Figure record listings

--

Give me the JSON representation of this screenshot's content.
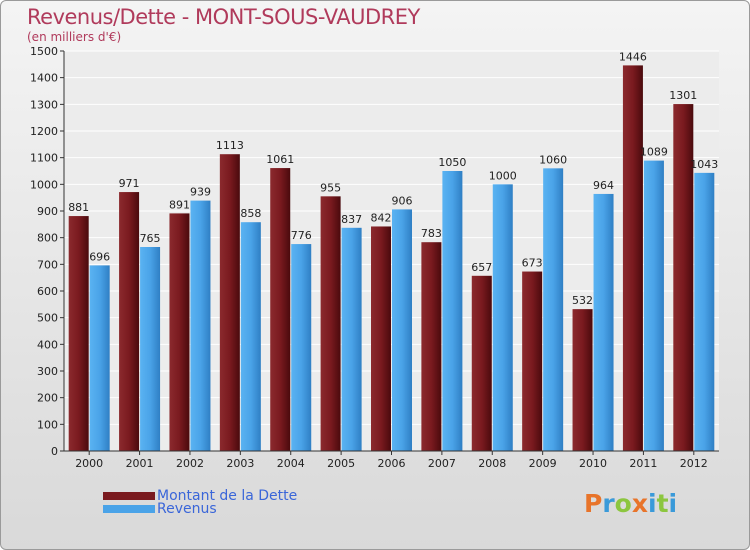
{
  "title": "Revenus/Dette - MONT-SOUS-VAUDREY",
  "subtitle": "(en milliers d'€)",
  "legend": [
    {
      "label": "Montant de la Dette",
      "color": "#7a1a1f"
    },
    {
      "label": "Revenus",
      "color": "#4aa3e8"
    }
  ],
  "logo": {
    "text": "Proxiti",
    "letters": [
      {
        "char": "P",
        "color": "#e8742a"
      },
      {
        "char": "r",
        "color": "#3a9ad9"
      },
      {
        "char": "o",
        "color": "#8cc63f"
      },
      {
        "char": "x",
        "color": "#e8742a"
      },
      {
        "char": "i",
        "color": "#3a9ad9"
      },
      {
        "char": "t",
        "color": "#8cc63f"
      },
      {
        "char": "i",
        "color": "#3a9ad9"
      }
    ]
  },
  "chart_data": {
    "type": "bar",
    "title": "Revenus/Dette - MONT-SOUS-VAUDREY",
    "subtitle": "(en milliers d'€)",
    "categories": [
      "2000",
      "2001",
      "2002",
      "2003",
      "2004",
      "2005",
      "2006",
      "2007",
      "2008",
      "2009",
      "2010",
      "2011",
      "2012"
    ],
    "series": [
      {
        "name": "Montant de la Dette",
        "color": "#7a1a1f",
        "values": [
          881,
          971,
          891,
          1113,
          1061,
          955,
          842,
          783,
          657,
          673,
          532,
          1446,
          1301
        ]
      },
      {
        "name": "Revenus",
        "color": "#4aa3e8",
        "values": [
          696,
          765,
          939,
          858,
          776,
          837,
          906,
          1050,
          1000,
          1060,
          964,
          1089,
          1043
        ]
      }
    ],
    "ylim": [
      0,
      1500
    ],
    "yticks": [
      0,
      100,
      200,
      300,
      400,
      500,
      600,
      700,
      800,
      900,
      1000,
      1100,
      1200,
      1300,
      1400,
      1500
    ],
    "grid": true,
    "legend_position": "bottom-left"
  }
}
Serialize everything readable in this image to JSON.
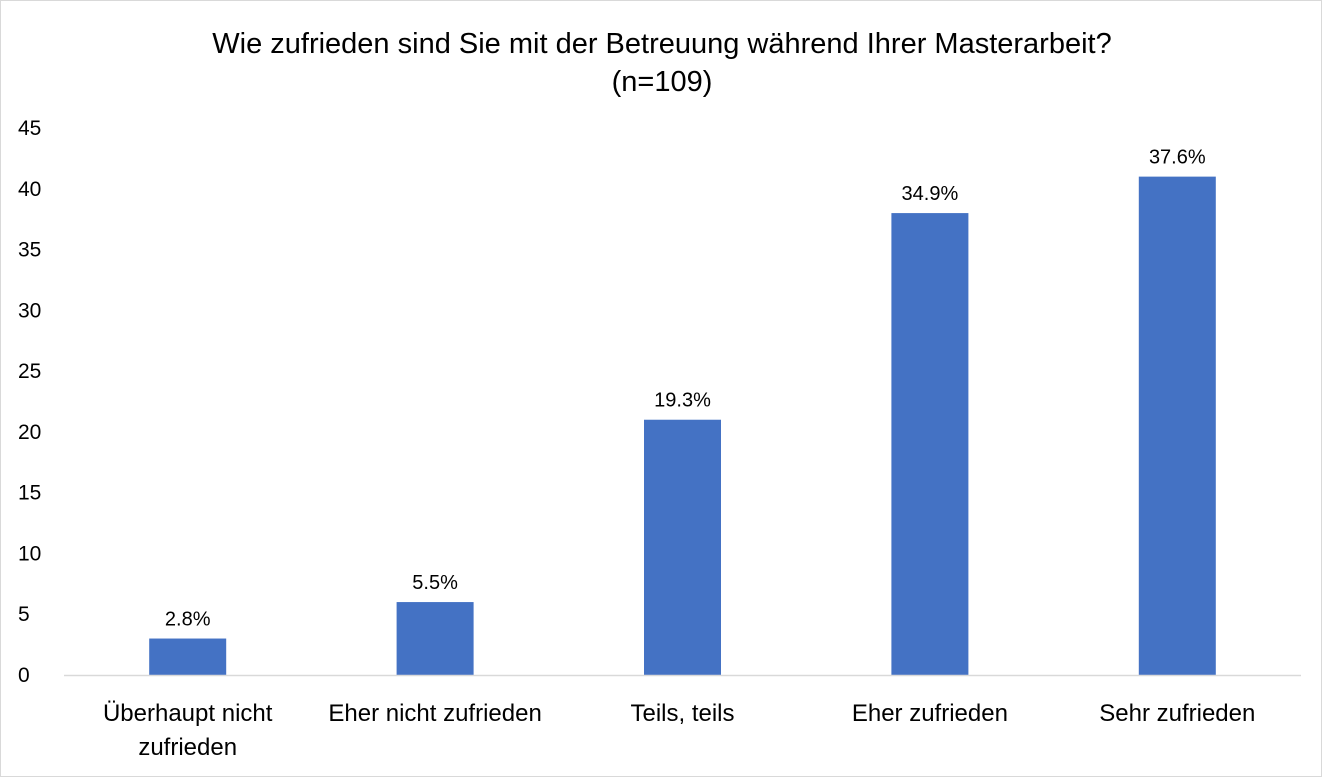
{
  "chart_data": {
    "type": "bar",
    "title": "Wie zufrieden sind Sie mit der Betreuung während Ihrer Masterarbeit?",
    "subtitle": "(n=109)",
    "xlabel": "",
    "ylabel": "",
    "categories": [
      "Überhaupt nicht zufrieden",
      "Eher nicht zufrieden",
      "Teils, teils",
      "Eher zufrieden",
      "Sehr zufrieden"
    ],
    "category_label_lines": [
      [
        "Überhaupt nicht",
        "zufrieden"
      ],
      [
        "Eher nicht zufrieden"
      ],
      [
        "Teils, teils"
      ],
      [
        "Eher zufrieden"
      ],
      [
        "Sehr zufrieden"
      ]
    ],
    "values": [
      3,
      6,
      21,
      38,
      41
    ],
    "data_labels": [
      "2.8%",
      "5.5%",
      "19.3%",
      "34.9%",
      "37.6%"
    ],
    "ylim": [
      0,
      45
    ],
    "yticks": [
      0,
      5,
      10,
      15,
      20,
      25,
      30,
      35,
      40,
      45
    ],
    "grid": false,
    "legend": "none",
    "colors": {
      "bar": "#4472C4",
      "axis": "#d9d9d9",
      "text": "#000000"
    }
  }
}
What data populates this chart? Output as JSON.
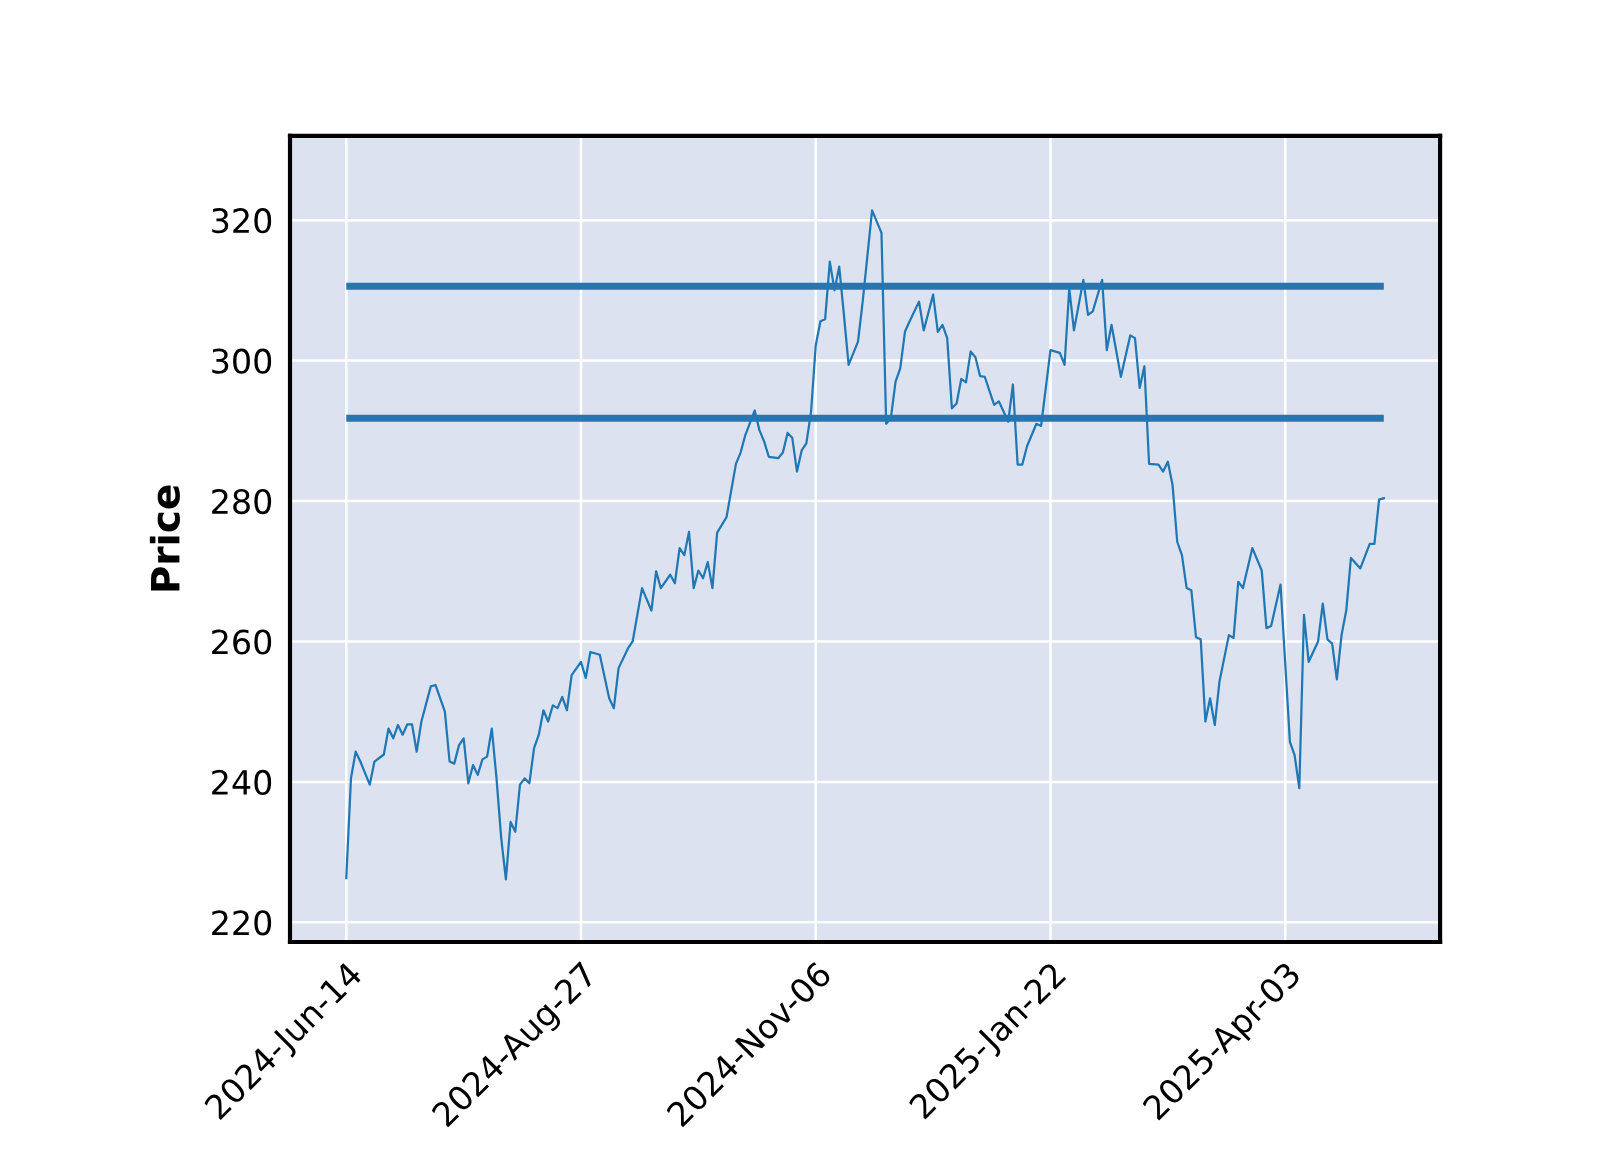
{
  "chart_data": {
    "type": "line",
    "ylabel": "Price",
    "ylim": [
      217.2,
      332
    ],
    "categories": [
      "2024-Jun-14",
      null,
      null,
      null,
      null,
      null,
      null,
      null,
      null,
      null,
      null,
      null,
      null,
      null,
      null,
      null,
      null,
      null,
      null,
      null,
      null,
      null,
      null,
      null,
      null,
      null,
      null,
      null,
      null,
      null,
      null,
      null,
      null,
      null,
      null,
      null,
      null,
      null,
      null,
      null,
      null,
      null,
      null,
      null,
      null,
      null,
      null,
      null,
      null,
      null,
      "2024-Aug-27",
      null,
      null,
      null,
      null,
      null,
      null,
      null,
      null,
      null,
      null,
      null,
      null,
      null,
      null,
      null,
      null,
      null,
      null,
      null,
      null,
      null,
      null,
      null,
      null,
      null,
      null,
      null,
      null,
      null,
      null,
      null,
      null,
      null,
      null,
      null,
      null,
      null,
      null,
      null,
      null,
      null,
      null,
      null,
      null,
      null,
      null,
      null,
      null,
      null,
      "2024-Nov-06",
      null,
      null,
      null,
      null,
      null,
      null,
      null,
      null,
      null,
      null,
      null,
      null,
      null,
      null,
      null,
      null,
      null,
      null,
      null,
      null,
      null,
      null,
      null,
      null,
      null,
      null,
      null,
      null,
      null,
      null,
      null,
      null,
      null,
      null,
      null,
      null,
      null,
      null,
      null,
      null,
      null,
      null,
      null,
      null,
      null,
      null,
      null,
      null,
      null,
      "2025-Jan-22",
      null,
      null,
      null,
      null,
      null,
      null,
      null,
      null,
      null,
      null,
      null,
      null,
      null,
      null,
      null,
      null,
      null,
      null,
      null,
      null,
      null,
      null,
      null,
      null,
      null,
      null,
      null,
      null,
      null,
      null,
      null,
      null,
      null,
      null,
      null,
      null,
      null,
      null,
      null,
      null,
      null,
      null,
      null,
      null,
      null,
      null,
      null,
      null,
      null,
      "2025-Apr-03",
      null,
      null,
      null,
      null,
      null,
      null,
      null,
      null,
      null,
      null,
      null,
      null,
      null,
      null,
      null,
      null,
      null,
      null,
      null,
      null,
      null
    ],
    "yticks": [
      220,
      240,
      260,
      280,
      300,
      320
    ],
    "grid": true,
    "marker": "none",
    "line_style": "solid",
    "series": [
      {
        "color": "#1f77b4",
        "values": [
          226.3,
          240.5,
          244.3,
          242.9,
          null,
          239.6,
          242.9,
          null,
          243.9,
          247.6,
          246.2,
          248.1,
          246.7,
          248.2,
          248.2,
          244.3,
          248.6,
          null,
          253.6,
          253.8,
          null,
          250,
          242.9,
          242.6,
          245.2,
          246.2,
          239.8,
          242.4,
          241,
          243.2,
          243.6,
          247.6,
          240.5,
          232,
          226.1,
          234.3,
          232.9,
          239.6,
          240.5,
          239.8,
          244.8,
          246.7,
          250.2,
          248.6,
          250.9,
          250.5,
          252.1,
          250.2,
          255.2,
          null,
          257.1,
          254.8,
          258.5,
          null,
          258.1,
          null,
          251.9,
          250.5,
          256.2,
          null,
          259,
          260,
          null,
          267.6,
          null,
          264.4,
          270,
          267.6,
          null,
          269.5,
          268.3,
          273.3,
          272.3,
          275.6,
          267.6,
          270.1,
          269,
          271.3,
          267.6,
          275.5,
          null,
          277.7,
          null,
          285.3,
          286.9,
          289.4,
          null,
          292.9,
          290.1,
          288.5,
          286.3,
          null,
          286.1,
          286.9,
          289.7,
          289,
          284.2,
          287.2,
          288.2,
          292.7,
          302.2,
          305.6,
          305.9,
          314.1,
          310,
          313.4,
          306.5,
          299.4,
          null,
          302.7,
          308.4,
          null,
          321.4,
          null,
          318.2,
          291,
          291.8,
          297,
          298.9,
          304.1,
          305.6,
          null,
          308.4,
          304.3,
          null,
          309.4,
          304.1,
          305.1,
          303.2,
          293.2,
          293.9,
          297.4,
          296.9,
          301.3,
          300.5,
          297.8,
          297.7,
          null,
          293.7,
          294.2,
          null,
          291.3,
          296.6,
          285.2,
          285.2,
          287.8,
          null,
          291,
          290.7,
          null,
          301.5,
          null,
          301.1,
          299.4,
          310.3,
          304.3,
          null,
          311.5,
          306.5,
          307,
          null,
          311.5,
          301.5,
          305.1,
          null,
          297.7,
          null,
          303.6,
          303.2,
          296.1,
          299.2,
          285.3,
          null,
          285.2,
          284.2,
          285.6,
          282.3,
          274.2,
          272.3,
          267.6,
          267.3,
          260.6,
          260.3,
          248.6,
          251.9,
          248.1,
          254.3,
          null,
          260.9,
          260.5,
          268.5,
          267.6,
          null,
          273.3,
          null,
          270.1,
          261.9,
          262.2,
          null,
          268.1,
          null,
          245.7,
          243.8,
          239.1,
          263.8,
          257.1,
          null,
          260,
          265.4,
          260.3,
          259.7,
          254.6,
          260.9,
          264.4,
          271.9,
          null,
          270.4,
          null,
          273.9,
          273.9,
          280.2,
          280.4
        ]
      }
    ],
    "ref_lines": [
      {
        "axis": "y",
        "value": 310.6,
        "color": "#2a75b0"
      },
      {
        "axis": "y",
        "value": 291.8,
        "color": "#2a75b0"
      }
    ]
  }
}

--

● The task
Give solely the number of lines in the data that contain the string "JSON".

● Full response
3